Input rows:
▼▼▼
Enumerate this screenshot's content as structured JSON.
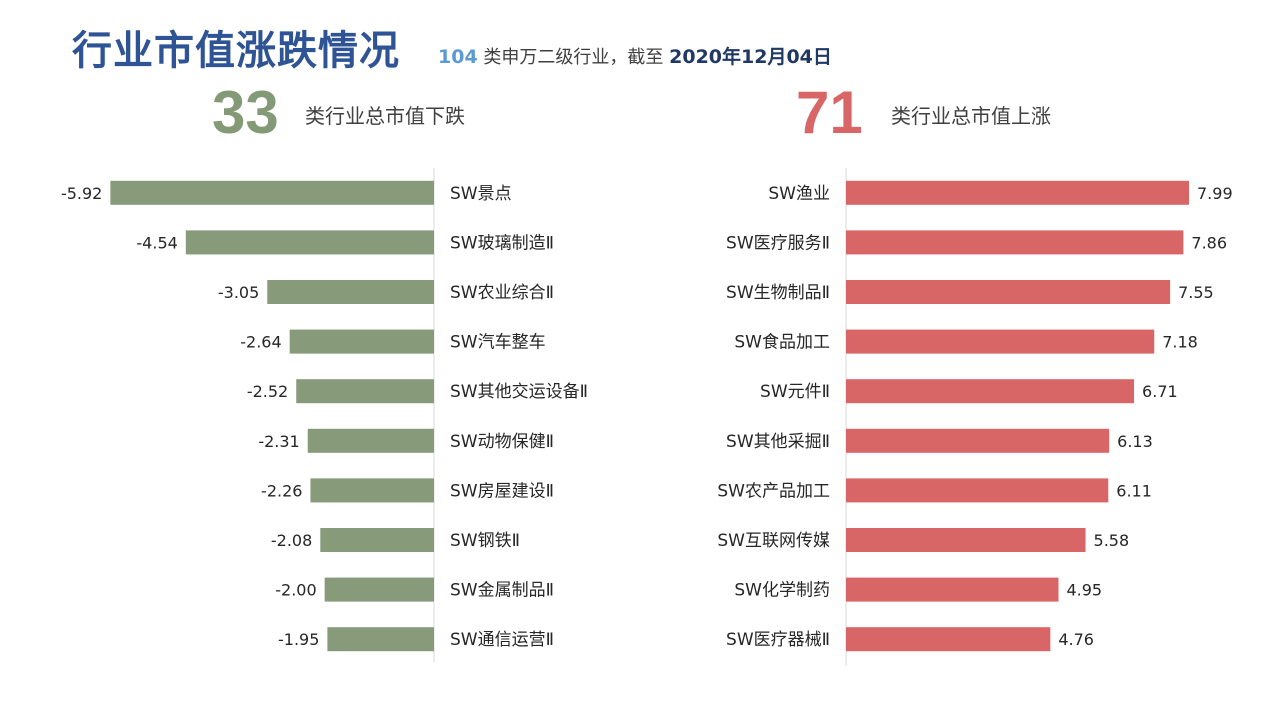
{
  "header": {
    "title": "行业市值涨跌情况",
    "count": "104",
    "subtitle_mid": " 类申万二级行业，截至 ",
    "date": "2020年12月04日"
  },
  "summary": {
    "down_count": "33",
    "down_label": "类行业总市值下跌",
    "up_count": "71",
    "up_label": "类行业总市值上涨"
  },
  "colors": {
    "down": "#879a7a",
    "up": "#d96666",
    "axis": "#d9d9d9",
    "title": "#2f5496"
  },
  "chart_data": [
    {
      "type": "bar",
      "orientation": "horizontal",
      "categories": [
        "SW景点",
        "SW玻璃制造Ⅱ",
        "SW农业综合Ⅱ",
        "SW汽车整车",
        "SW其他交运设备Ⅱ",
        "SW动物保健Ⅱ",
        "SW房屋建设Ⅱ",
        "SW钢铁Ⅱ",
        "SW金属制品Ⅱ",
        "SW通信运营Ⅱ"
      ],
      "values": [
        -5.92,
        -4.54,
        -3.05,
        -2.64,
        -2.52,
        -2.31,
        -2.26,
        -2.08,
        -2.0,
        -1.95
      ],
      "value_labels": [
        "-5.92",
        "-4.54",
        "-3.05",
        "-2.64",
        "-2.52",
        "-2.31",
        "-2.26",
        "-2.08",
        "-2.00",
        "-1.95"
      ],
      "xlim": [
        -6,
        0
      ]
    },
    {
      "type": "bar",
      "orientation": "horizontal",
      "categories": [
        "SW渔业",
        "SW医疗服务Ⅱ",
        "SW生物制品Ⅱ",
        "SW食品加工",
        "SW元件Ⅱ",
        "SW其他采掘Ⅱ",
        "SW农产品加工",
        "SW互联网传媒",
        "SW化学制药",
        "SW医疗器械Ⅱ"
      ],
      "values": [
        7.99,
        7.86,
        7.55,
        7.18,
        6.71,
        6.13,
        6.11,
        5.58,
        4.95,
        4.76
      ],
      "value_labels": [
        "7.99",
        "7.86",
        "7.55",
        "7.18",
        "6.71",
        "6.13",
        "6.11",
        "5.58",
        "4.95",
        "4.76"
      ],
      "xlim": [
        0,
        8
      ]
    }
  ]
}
▲▲▲
What is expected:
Reproduce every entry exactly, but omit each picture.

Final answer:
Enumerate this screenshot's content as structured JSON.
{
  "header": {
    "title": "行业市值涨跌情况",
    "count": "104",
    "subtitle_mid": " 类申万二级行业，截至 ",
    "date": "2020年12月04日"
  },
  "summary": {
    "down_count": "33",
    "down_label": "类行业总市值下跌",
    "up_count": "71",
    "up_label": "类行业总市值上涨"
  },
  "colors": {
    "down": "#879a7a",
    "up": "#d96666",
    "axis": "#d9d9d9",
    "title": "#2f5496"
  },
  "chart_data": [
    {
      "type": "bar",
      "orientation": "horizontal",
      "categories": [
        "SW景点",
        "SW玻璃制造Ⅱ",
        "SW农业综合Ⅱ",
        "SW汽车整车",
        "SW其他交运设备Ⅱ",
        "SW动物保健Ⅱ",
        "SW房屋建设Ⅱ",
        "SW钢铁Ⅱ",
        "SW金属制品Ⅱ",
        "SW通信运营Ⅱ"
      ],
      "values": [
        -5.92,
        -4.54,
        -3.05,
        -2.64,
        -2.52,
        -2.31,
        -2.26,
        -2.08,
        -2.0,
        -1.95
      ],
      "value_labels": [
        "-5.92",
        "-4.54",
        "-3.05",
        "-2.64",
        "-2.52",
        "-2.31",
        "-2.26",
        "-2.08",
        "-2.00",
        "-1.95"
      ],
      "xlim": [
        -6,
        0
      ]
    },
    {
      "type": "bar",
      "orientation": "horizontal",
      "categories": [
        "SW渔业",
        "SW医疗服务Ⅱ",
        "SW生物制品Ⅱ",
        "SW食品加工",
        "SW元件Ⅱ",
        "SW其他采掘Ⅱ",
        "SW农产品加工",
        "SW互联网传媒",
        "SW化学制药",
        "SW医疗器械Ⅱ"
      ],
      "values": [
        7.99,
        7.86,
        7.55,
        7.18,
        6.71,
        6.13,
        6.11,
        5.58,
        4.95,
        4.76
      ],
      "value_labels": [
        "7.99",
        "7.86",
        "7.55",
        "7.18",
        "6.71",
        "6.13",
        "6.11",
        "5.58",
        "4.95",
        "4.76"
      ],
      "xlim": [
        0,
        8
      ]
    }
  ]
}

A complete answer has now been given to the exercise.